-- EXERCISE INPUT --
** BEGIN **

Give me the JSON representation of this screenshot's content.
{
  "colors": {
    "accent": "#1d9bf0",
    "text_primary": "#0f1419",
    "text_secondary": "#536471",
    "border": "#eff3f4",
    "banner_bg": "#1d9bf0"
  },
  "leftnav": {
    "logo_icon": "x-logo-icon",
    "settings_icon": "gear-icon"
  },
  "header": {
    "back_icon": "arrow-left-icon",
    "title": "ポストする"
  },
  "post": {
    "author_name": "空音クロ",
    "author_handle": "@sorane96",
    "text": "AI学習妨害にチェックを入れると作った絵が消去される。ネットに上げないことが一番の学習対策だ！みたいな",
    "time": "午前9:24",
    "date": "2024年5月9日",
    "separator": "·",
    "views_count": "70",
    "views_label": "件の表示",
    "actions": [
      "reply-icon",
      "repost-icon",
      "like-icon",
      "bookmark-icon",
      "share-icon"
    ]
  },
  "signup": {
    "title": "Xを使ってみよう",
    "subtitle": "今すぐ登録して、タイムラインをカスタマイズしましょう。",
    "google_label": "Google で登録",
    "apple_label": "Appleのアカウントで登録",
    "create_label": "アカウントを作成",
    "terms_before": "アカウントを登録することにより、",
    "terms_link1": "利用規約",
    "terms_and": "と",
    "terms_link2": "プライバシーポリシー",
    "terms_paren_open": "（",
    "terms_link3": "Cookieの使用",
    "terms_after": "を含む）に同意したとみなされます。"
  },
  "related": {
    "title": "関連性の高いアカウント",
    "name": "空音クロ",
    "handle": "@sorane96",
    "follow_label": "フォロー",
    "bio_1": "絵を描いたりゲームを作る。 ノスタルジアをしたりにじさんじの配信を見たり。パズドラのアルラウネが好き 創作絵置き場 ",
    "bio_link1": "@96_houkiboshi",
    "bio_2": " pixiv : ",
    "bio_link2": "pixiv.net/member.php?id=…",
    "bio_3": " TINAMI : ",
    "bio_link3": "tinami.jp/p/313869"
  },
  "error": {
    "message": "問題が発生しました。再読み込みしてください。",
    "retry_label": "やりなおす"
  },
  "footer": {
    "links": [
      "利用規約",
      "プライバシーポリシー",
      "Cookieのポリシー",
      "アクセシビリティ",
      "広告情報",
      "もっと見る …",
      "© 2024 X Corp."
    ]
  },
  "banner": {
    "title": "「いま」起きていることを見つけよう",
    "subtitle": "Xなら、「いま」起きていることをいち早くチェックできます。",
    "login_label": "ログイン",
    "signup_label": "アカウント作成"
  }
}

** END **
** BEGIN **

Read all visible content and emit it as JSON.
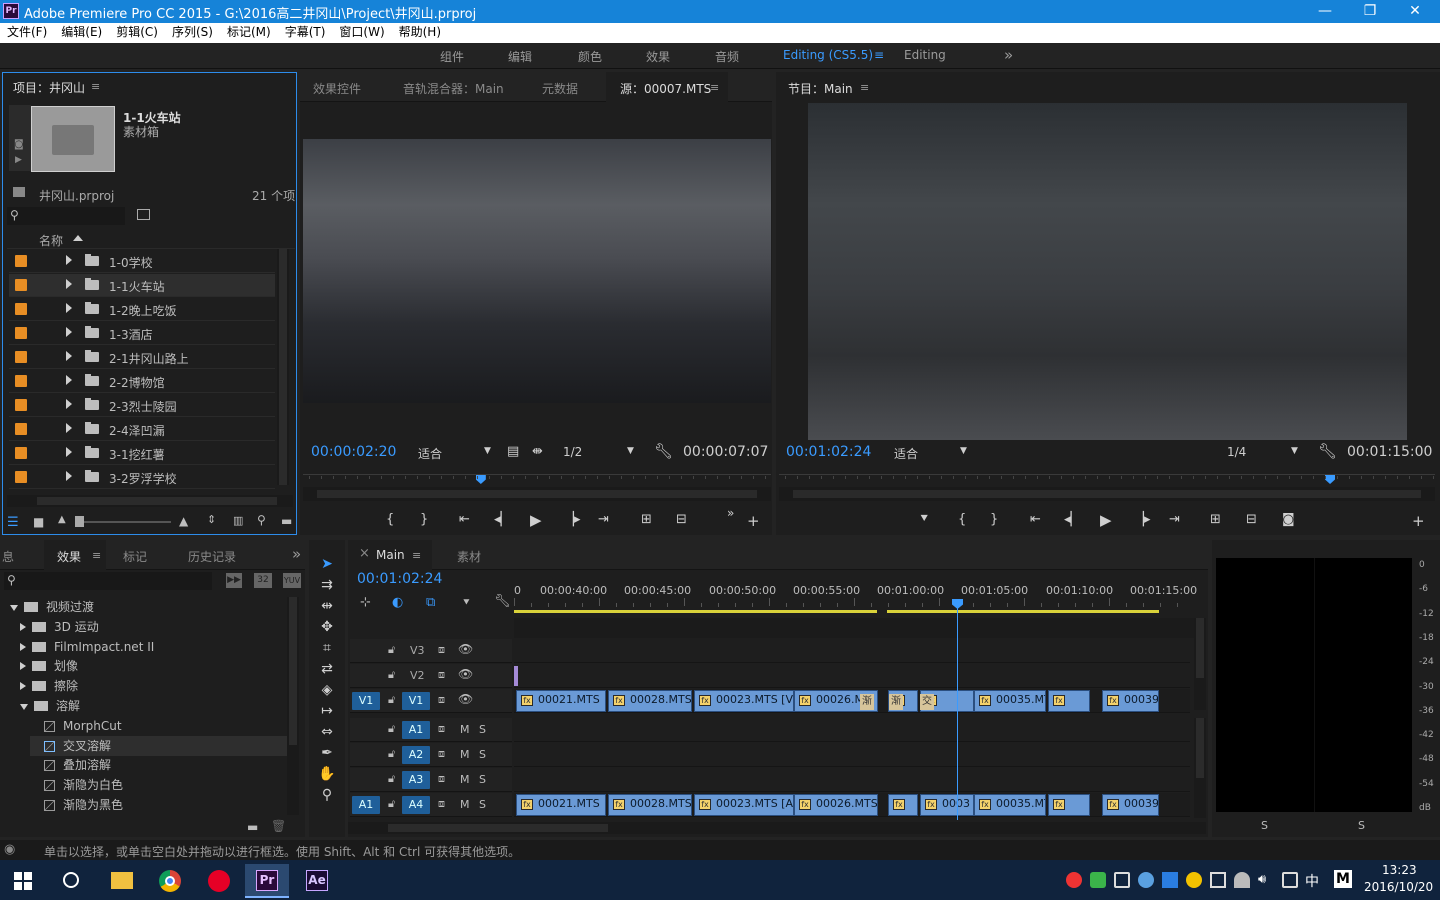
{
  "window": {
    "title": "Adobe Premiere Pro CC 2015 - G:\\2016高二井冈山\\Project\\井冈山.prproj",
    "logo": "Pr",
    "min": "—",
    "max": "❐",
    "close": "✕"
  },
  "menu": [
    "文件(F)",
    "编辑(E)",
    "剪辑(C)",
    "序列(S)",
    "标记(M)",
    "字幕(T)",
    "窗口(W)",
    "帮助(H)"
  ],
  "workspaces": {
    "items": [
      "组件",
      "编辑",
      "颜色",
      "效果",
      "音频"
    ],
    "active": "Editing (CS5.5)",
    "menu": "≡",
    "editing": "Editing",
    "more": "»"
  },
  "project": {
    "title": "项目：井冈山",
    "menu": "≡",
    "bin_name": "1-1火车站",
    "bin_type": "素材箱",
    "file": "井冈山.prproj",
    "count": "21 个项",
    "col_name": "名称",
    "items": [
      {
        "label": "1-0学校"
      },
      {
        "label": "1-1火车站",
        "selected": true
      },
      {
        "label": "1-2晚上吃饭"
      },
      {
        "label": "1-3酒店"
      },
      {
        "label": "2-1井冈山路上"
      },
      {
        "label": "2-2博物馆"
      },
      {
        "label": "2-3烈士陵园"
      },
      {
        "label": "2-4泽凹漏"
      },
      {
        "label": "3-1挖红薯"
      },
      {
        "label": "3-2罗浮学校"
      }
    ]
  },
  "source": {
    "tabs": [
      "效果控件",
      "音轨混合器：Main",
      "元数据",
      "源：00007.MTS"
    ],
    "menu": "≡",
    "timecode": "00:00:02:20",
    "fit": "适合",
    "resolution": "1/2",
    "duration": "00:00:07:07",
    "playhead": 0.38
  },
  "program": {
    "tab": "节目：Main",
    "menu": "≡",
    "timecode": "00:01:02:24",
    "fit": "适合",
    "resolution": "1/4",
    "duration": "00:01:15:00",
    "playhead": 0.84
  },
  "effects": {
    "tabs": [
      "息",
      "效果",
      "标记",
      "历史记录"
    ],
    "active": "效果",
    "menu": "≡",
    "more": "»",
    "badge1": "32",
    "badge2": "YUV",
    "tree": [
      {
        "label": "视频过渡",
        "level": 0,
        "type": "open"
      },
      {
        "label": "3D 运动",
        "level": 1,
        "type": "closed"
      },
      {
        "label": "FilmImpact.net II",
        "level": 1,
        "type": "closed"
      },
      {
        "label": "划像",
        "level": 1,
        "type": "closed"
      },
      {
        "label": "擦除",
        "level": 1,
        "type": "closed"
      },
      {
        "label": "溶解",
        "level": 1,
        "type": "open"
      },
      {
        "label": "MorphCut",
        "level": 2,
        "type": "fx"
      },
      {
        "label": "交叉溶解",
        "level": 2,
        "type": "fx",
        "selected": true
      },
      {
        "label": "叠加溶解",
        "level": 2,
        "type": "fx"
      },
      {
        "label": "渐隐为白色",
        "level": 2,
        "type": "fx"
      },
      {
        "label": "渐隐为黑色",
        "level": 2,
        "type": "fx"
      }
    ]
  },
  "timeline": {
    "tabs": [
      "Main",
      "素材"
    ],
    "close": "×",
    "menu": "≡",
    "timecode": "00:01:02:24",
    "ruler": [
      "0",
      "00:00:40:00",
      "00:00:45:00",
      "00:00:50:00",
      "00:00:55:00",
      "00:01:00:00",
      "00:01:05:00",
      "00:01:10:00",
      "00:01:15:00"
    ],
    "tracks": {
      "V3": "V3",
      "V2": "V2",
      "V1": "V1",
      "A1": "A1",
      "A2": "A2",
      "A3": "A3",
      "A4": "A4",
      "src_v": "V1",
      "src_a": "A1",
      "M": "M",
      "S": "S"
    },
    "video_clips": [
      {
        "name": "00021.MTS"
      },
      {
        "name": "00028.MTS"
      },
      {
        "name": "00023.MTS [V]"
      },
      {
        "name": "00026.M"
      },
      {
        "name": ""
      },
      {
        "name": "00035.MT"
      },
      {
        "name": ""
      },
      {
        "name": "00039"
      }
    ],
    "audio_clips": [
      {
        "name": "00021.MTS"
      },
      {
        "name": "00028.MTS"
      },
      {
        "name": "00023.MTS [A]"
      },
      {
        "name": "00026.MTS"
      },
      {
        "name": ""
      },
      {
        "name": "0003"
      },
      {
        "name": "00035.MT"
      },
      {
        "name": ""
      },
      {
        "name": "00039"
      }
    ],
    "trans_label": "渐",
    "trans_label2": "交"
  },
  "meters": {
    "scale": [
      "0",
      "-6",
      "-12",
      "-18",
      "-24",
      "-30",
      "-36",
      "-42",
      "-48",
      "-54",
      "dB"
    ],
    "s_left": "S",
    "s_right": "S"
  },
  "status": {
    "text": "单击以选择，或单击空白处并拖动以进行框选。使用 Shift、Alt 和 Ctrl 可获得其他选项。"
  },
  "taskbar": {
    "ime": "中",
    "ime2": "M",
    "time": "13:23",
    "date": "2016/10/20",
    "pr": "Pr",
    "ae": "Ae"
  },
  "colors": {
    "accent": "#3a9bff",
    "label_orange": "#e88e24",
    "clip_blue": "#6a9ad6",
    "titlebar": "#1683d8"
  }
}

** END **

-- OBJECTIVE --
Look through the listing and extract every line with "prproj" in it.

-- SOLUTION TO THE EXERCISE --
    "title": "Adobe Premiere Pro CC 2015 - G:\\2016高二井冈山\\Project\\井冈山.prproj",
    "file": "井冈山.prproj",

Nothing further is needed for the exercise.